▶ **What you need to do**:
Go through the records and give each one again exactly.
------ The records
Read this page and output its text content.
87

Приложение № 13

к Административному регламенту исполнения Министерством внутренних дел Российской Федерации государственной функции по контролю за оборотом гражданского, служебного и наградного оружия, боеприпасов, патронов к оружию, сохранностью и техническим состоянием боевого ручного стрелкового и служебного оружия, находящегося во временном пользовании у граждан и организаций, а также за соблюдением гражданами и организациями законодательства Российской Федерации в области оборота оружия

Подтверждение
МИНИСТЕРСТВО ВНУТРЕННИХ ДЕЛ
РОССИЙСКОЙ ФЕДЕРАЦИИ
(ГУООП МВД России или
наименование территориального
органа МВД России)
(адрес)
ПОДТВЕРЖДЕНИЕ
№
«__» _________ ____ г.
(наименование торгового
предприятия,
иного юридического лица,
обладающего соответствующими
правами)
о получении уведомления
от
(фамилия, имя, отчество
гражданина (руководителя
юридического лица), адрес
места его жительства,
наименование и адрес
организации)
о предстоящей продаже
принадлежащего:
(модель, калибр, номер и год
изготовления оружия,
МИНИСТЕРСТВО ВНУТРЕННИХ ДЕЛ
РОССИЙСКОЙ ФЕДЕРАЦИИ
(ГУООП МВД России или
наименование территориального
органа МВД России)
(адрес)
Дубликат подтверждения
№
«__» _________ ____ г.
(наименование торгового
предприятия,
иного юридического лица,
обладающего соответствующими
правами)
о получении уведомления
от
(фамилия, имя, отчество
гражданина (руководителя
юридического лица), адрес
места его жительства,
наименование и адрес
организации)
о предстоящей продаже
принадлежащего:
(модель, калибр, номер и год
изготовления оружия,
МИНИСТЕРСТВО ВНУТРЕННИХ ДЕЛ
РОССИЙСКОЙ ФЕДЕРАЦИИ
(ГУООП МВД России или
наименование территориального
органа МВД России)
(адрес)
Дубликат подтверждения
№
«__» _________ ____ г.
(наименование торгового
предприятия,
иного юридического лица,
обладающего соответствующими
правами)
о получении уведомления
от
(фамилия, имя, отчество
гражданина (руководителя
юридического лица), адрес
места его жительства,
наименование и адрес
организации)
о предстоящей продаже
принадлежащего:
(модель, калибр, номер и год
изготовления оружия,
------------
▶ **Complete answer**:
Read this page and output its text content.
87

Приложение № 13

к Административному регламенту исполнения Министерством внутренних дел Российской Федерации государственной функции по контролю за оборотом гражданского, служебного и наградного оружия, боеприпасов, патронов к оружию, сохранностью и техническим состоянием боевого ручного стрелкового и служебного оружия, находящегося во временном пользовании у граждан и организаций, а также за соблюдением гражданами и организациями законодательства Российской Федерации в области оборота оружия

Подтверждение
МИНИСТЕРСТВО ВНУТРЕННИХ ДЕЛ
РОССИЙСКОЙ ФЕДЕРАЦИИ
(ГУООП МВД России или
наименование территориального
органа МВД России)
(адрес)
ПОДТВЕРЖДЕНИЕ
№
«__» _________ ____ г.
(наименование торгового
предприятия,
иного юридического лица,
обладающего соответствующими
правами)
о получении уведомления
от
(фамилия, имя, отчество
гражданина (руководителя
юридического лица), адрес
места его жительства,
наименование и адрес
организации)
о предстоящей продаже
принадлежащего:
(модель, калибр, номер и год
изготовления оружия,
МИНИСТЕРСТВО ВНУТРЕННИХ ДЕЛ
РОССИЙСКОЙ ФЕДЕРАЦИИ
(ГУООП МВД России или
наименование территориального
органа МВД России)
(адрес)
Дубликат подтверждения
№
«__» _________ ____ г.
(наименование торгового
предприятия,
иного юридического лица,
обладающего соответствующими
правами)
о получении уведомления
от
(фамилия, имя, отчество
гражданина (руководителя
юридического лица), адрес
места его жительства,
наименование и адрес
организации)
о предстоящей продаже
принадлежащего:
(модель, калибр, номер и год
изготовления оружия,
МИНИСТЕРСТВО ВНУТРЕННИХ ДЕЛ
РОССИЙСКОЙ ФЕДЕРАЦИИ
(ГУООП МВД России или
наименование территориального
органа МВД России)
(адрес)
Дубликат подтверждения
№
«__» _________ ____ г.
(наименование торгового
предприятия,
иного юридического лица,
обладающего соответствующими
правами)
о получении уведомления
от
(фамилия, имя, отчество
гражданина (руководителя
юридического лица), адрес
места его жительства,
наименование и адрес
организации)
о предстоящей продаже
принадлежащего:
(модель, калибр, номер и год
изготовления оружия,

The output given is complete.